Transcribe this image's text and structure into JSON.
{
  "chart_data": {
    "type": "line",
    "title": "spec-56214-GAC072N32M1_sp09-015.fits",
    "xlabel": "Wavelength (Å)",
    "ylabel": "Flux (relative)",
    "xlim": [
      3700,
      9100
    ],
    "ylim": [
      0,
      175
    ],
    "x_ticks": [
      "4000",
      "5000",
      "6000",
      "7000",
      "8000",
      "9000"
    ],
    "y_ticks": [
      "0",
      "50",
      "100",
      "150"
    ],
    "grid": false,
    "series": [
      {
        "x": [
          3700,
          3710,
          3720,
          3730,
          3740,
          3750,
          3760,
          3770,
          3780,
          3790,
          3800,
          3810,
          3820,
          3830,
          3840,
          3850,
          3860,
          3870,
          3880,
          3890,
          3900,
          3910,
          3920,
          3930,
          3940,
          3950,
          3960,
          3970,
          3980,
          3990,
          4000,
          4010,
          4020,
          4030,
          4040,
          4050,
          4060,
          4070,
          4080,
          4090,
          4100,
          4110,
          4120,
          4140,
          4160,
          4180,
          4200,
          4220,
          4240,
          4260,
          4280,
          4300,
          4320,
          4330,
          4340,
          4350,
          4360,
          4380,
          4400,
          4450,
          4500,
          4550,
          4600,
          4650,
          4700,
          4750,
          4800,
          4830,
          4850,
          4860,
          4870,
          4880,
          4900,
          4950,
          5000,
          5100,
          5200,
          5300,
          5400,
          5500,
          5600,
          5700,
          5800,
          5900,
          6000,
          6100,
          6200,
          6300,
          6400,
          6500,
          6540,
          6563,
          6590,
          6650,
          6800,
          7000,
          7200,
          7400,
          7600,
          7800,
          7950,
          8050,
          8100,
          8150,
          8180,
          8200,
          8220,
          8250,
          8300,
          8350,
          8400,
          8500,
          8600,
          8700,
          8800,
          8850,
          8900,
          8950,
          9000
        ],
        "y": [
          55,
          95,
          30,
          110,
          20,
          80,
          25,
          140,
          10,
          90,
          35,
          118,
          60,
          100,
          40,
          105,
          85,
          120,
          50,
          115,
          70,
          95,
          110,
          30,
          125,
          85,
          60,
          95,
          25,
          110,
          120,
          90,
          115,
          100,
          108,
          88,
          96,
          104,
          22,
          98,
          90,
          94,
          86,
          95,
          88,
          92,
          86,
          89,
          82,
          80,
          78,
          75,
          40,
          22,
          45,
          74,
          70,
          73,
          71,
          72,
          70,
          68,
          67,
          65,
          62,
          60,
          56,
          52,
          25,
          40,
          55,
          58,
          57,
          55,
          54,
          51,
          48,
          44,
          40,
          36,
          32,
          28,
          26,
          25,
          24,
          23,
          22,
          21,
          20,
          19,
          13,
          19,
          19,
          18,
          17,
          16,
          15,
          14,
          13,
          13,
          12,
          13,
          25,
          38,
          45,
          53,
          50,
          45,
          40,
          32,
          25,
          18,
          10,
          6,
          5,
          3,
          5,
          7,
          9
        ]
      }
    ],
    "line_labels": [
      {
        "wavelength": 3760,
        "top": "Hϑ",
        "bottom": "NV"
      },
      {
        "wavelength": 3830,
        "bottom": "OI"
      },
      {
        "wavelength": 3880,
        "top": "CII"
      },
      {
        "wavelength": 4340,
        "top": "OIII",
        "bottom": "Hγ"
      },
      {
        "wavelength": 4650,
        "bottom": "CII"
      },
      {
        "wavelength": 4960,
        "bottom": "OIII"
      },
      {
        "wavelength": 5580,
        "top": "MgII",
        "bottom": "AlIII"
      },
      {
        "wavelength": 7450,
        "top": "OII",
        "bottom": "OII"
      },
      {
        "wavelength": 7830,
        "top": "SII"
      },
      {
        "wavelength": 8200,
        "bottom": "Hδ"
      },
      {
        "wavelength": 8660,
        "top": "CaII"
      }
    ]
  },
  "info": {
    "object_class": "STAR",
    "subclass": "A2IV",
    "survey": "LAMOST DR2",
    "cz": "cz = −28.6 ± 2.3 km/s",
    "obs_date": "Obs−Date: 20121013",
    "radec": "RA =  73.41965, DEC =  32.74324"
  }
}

★ ★ ★ ★ ★ ★ ★

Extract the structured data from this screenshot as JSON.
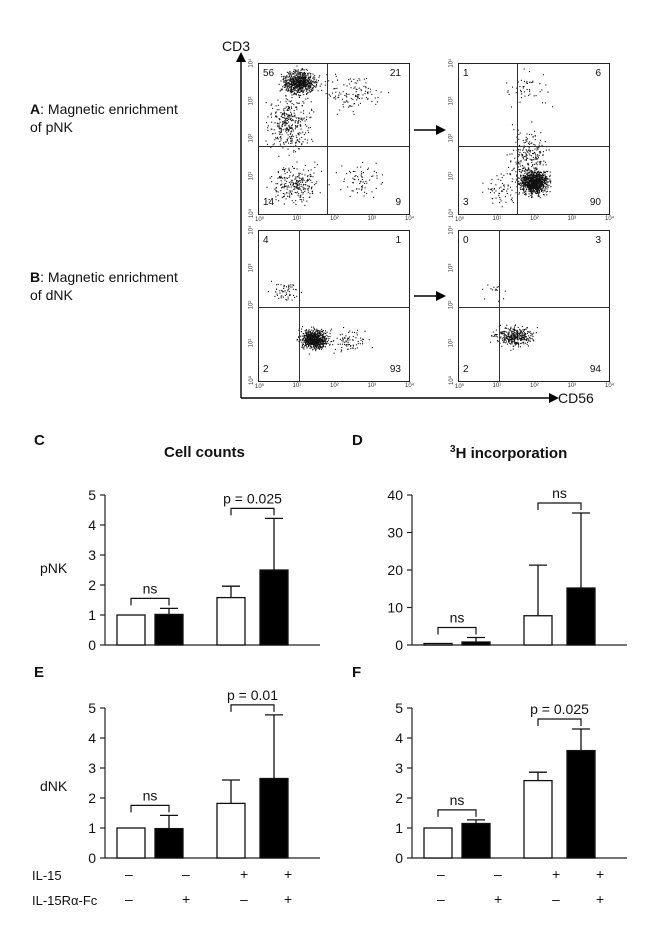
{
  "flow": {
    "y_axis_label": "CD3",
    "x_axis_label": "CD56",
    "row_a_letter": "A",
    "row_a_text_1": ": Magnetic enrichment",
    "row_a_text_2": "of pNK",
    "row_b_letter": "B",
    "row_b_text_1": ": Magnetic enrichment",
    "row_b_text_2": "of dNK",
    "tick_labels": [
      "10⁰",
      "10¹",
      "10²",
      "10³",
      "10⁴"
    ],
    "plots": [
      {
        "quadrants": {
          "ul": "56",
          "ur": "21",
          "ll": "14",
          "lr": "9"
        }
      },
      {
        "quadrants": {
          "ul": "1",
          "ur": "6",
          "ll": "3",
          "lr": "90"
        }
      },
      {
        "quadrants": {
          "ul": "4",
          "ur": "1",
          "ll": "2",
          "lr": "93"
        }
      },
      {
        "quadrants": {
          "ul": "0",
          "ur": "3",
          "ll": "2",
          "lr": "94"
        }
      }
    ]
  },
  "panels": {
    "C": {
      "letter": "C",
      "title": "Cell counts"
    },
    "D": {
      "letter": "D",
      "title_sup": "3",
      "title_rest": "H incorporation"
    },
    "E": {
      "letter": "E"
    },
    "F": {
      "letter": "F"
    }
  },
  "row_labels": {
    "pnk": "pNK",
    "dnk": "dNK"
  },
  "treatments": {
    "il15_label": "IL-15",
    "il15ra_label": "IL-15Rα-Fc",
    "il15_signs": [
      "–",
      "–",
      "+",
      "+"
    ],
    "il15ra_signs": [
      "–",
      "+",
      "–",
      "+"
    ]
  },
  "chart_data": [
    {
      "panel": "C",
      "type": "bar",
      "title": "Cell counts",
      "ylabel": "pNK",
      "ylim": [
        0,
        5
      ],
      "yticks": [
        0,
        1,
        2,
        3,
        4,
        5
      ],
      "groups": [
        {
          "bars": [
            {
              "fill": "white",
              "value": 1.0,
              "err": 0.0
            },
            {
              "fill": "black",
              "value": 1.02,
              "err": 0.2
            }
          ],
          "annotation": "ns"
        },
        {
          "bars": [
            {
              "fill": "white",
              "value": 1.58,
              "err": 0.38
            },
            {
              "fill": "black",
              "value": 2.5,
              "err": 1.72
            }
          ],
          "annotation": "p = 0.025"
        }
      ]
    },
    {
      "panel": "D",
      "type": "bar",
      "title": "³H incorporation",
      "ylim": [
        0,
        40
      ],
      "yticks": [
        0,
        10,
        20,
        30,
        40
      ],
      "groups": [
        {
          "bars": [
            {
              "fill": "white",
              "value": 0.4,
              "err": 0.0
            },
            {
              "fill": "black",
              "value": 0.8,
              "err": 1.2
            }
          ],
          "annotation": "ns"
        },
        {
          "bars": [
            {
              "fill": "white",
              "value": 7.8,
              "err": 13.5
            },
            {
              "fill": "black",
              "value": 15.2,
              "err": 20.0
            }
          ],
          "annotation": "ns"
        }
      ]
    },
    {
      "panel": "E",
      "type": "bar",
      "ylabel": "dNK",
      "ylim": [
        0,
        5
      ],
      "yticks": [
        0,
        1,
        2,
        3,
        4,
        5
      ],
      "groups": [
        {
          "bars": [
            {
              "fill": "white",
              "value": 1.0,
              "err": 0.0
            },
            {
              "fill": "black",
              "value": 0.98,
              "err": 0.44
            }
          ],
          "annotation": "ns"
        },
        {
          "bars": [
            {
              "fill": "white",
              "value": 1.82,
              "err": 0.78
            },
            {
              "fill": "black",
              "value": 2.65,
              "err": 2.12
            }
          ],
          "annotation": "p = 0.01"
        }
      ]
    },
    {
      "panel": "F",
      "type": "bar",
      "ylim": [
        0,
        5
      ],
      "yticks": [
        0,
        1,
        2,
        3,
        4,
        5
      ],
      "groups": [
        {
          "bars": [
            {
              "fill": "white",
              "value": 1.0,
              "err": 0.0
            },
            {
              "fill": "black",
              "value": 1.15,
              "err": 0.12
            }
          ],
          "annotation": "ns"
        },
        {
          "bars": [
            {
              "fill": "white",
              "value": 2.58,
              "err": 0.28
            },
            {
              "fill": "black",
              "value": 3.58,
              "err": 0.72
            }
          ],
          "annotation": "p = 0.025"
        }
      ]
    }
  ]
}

★ ★ ★ ★ ★ ★ ★

* Aim
Look over the material above and show each line where "counts" appears.

* Completed exercise
      "title": "Cell counts"
      "title": "Cell counts",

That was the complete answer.